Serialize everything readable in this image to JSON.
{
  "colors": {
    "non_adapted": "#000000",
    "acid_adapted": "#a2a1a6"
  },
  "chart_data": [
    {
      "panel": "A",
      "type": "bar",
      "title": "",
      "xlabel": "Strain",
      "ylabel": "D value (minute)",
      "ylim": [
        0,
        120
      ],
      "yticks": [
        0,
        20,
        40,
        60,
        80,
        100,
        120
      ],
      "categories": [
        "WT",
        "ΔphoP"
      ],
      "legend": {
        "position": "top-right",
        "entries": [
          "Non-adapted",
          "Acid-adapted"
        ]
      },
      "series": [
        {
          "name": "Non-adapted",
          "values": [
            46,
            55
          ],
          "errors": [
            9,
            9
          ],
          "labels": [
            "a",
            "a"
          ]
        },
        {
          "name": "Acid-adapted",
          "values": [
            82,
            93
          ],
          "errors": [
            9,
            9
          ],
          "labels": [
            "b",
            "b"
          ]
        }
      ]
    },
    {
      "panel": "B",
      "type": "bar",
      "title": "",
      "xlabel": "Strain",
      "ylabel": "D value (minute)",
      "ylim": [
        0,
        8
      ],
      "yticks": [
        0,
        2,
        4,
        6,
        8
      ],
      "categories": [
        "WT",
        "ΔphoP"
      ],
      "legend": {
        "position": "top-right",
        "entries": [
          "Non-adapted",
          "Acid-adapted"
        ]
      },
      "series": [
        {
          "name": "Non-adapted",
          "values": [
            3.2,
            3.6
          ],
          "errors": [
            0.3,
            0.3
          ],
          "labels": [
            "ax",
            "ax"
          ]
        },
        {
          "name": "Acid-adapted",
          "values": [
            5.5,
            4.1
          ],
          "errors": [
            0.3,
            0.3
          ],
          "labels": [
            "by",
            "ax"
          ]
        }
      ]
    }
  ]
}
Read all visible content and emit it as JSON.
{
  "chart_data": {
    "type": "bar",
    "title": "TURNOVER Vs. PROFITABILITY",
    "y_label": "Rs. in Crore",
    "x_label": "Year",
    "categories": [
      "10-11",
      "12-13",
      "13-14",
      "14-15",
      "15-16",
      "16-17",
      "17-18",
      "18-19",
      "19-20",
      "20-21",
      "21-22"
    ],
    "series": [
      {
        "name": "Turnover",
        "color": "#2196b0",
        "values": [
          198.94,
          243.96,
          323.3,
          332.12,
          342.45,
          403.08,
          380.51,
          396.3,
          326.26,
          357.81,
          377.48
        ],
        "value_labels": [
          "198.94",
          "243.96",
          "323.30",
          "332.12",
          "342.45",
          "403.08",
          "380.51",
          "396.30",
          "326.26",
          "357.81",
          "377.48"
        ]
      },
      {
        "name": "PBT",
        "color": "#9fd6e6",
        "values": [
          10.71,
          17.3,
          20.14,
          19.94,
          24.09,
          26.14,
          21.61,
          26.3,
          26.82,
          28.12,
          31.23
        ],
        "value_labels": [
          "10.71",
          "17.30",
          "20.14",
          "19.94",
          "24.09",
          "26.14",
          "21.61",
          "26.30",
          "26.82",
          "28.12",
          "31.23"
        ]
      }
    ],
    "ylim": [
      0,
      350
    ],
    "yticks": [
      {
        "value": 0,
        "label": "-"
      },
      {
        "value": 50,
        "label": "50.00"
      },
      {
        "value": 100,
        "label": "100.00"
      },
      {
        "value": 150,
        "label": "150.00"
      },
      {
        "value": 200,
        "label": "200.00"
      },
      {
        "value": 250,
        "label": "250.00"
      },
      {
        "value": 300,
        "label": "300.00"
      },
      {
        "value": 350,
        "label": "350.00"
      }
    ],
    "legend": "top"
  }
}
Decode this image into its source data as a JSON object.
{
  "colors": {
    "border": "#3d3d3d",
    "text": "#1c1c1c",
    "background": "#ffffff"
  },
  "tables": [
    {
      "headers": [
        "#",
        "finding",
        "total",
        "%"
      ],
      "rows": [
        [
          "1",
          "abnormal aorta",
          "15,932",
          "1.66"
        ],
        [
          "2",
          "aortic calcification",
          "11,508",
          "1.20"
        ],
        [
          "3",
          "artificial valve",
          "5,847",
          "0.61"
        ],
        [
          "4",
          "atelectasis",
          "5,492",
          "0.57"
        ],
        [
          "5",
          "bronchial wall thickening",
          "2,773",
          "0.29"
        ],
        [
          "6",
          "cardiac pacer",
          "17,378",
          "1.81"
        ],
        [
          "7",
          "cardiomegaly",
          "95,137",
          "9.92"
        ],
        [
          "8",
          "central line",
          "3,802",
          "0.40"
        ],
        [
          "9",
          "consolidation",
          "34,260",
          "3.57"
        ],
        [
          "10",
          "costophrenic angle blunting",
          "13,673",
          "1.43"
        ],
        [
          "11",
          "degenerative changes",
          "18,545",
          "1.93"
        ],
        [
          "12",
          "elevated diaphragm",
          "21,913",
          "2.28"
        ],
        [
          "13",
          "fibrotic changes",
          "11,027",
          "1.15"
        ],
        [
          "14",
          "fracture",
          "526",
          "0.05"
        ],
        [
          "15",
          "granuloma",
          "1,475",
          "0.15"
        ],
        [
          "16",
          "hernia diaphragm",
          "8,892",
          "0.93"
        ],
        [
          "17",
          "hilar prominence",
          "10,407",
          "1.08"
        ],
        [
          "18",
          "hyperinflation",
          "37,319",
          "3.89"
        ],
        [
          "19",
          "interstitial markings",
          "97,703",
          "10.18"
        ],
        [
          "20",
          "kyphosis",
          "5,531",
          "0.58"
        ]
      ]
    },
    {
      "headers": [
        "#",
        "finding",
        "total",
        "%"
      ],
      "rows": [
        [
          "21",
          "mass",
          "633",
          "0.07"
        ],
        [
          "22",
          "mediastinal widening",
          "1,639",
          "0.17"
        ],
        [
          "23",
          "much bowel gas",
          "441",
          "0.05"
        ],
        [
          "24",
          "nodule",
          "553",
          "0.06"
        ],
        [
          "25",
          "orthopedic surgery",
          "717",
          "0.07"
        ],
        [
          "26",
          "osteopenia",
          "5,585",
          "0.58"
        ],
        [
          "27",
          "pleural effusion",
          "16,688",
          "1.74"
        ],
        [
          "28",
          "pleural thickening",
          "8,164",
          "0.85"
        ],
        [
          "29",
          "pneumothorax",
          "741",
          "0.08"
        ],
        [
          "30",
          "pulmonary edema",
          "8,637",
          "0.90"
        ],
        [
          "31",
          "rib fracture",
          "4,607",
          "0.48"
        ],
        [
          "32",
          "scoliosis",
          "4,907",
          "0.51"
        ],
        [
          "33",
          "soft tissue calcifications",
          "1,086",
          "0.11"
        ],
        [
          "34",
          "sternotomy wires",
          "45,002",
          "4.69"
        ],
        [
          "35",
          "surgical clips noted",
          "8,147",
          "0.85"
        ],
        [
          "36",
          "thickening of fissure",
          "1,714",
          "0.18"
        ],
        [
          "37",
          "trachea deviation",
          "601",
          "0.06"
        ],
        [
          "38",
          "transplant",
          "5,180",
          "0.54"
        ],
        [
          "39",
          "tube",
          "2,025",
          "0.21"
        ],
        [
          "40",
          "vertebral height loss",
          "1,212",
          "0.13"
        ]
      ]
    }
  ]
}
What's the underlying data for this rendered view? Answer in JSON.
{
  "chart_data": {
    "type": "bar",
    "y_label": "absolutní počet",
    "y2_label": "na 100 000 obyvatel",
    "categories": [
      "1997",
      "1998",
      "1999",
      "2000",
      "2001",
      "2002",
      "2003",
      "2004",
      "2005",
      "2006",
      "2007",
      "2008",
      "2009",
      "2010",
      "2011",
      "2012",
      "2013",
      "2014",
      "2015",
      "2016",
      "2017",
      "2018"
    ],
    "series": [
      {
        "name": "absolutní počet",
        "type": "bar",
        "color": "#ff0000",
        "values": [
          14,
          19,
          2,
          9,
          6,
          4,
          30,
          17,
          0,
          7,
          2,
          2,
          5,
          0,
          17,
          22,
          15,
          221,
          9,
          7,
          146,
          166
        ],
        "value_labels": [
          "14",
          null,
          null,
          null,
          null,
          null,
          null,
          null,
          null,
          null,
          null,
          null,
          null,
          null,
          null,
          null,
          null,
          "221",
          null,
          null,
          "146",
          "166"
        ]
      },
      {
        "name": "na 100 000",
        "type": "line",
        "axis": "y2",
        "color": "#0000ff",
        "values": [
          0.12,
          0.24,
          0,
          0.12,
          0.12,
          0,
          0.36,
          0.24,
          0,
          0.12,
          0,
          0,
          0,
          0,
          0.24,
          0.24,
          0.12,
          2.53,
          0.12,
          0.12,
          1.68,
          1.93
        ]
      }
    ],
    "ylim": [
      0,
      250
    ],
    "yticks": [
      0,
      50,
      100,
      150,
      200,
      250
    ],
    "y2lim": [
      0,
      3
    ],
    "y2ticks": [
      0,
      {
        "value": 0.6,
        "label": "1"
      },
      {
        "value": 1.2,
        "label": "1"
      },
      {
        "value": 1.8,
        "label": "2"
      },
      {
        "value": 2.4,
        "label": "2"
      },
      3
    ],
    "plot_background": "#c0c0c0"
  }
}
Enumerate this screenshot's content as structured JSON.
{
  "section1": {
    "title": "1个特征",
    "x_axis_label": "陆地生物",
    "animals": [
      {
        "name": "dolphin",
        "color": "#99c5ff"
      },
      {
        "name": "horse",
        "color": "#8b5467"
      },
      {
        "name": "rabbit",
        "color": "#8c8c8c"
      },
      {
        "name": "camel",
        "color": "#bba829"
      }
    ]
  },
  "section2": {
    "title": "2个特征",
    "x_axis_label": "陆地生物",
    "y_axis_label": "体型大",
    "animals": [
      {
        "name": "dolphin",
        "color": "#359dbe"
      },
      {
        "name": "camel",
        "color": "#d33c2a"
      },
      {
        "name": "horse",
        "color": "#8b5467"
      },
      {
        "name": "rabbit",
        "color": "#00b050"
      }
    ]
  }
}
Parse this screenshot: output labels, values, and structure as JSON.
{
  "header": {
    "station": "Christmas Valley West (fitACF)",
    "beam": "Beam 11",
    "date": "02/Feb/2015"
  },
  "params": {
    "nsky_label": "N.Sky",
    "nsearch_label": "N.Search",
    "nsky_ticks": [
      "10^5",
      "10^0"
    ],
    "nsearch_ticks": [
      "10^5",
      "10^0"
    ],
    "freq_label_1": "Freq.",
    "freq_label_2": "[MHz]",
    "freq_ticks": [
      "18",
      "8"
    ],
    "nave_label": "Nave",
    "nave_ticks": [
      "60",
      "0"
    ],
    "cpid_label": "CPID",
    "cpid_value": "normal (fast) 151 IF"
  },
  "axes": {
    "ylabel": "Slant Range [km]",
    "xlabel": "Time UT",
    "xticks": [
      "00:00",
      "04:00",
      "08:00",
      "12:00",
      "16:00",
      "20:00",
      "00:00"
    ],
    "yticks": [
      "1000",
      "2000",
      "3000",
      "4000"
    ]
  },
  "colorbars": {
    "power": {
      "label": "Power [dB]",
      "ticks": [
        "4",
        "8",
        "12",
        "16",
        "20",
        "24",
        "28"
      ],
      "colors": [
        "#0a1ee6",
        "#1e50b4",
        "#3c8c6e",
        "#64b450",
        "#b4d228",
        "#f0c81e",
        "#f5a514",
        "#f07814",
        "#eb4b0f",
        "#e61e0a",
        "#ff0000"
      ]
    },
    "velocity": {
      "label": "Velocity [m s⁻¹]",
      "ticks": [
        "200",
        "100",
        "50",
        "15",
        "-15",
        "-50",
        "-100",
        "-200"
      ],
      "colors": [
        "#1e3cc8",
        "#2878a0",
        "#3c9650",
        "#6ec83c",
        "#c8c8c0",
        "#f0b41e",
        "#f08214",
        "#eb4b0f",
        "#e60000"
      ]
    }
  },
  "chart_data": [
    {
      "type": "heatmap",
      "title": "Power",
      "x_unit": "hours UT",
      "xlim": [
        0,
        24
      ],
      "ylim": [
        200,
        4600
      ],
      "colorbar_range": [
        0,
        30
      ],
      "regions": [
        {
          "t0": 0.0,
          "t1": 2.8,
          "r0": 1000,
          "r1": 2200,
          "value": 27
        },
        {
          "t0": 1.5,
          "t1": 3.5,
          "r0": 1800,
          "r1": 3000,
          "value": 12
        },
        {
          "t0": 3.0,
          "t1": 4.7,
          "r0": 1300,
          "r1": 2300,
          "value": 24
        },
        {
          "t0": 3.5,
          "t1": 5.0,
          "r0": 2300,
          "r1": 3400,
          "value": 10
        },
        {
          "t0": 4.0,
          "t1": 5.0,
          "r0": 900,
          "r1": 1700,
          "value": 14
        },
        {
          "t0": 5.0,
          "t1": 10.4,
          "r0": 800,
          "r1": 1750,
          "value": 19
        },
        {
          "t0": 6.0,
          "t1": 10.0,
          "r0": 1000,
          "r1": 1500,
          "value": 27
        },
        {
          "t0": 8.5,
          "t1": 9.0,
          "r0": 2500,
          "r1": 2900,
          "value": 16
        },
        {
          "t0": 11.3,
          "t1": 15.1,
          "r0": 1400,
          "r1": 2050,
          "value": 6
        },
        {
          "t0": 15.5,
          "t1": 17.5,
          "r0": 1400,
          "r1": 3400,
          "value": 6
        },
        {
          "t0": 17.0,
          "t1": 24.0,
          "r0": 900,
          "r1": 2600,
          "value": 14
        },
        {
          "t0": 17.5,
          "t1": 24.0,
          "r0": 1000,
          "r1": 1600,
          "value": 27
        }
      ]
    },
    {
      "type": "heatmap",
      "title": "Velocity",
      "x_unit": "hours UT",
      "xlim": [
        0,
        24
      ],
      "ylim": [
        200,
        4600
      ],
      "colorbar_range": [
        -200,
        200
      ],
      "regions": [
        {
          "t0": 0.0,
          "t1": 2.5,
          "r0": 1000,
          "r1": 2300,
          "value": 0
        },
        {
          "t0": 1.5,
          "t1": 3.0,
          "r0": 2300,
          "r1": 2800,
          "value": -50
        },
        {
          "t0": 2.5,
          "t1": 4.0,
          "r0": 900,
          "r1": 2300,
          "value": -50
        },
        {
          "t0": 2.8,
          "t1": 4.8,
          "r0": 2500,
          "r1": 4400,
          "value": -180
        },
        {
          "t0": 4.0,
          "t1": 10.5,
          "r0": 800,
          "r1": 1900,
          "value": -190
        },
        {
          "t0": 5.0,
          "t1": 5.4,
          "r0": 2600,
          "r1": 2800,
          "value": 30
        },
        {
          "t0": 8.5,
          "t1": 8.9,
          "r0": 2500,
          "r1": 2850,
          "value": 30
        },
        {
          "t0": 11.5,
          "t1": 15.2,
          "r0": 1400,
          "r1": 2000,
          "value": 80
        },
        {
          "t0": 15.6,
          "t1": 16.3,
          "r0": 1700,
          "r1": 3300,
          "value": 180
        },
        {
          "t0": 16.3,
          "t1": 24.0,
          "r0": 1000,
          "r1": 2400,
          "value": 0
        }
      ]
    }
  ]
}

···

## EXERCISE AIM
Which lines contain "thickening"? Show each of them.

## SOLUTION TO THIS PROBLEM
          "bronchial wall thickening",
          "pleural thickening",
          "thickening of fissure",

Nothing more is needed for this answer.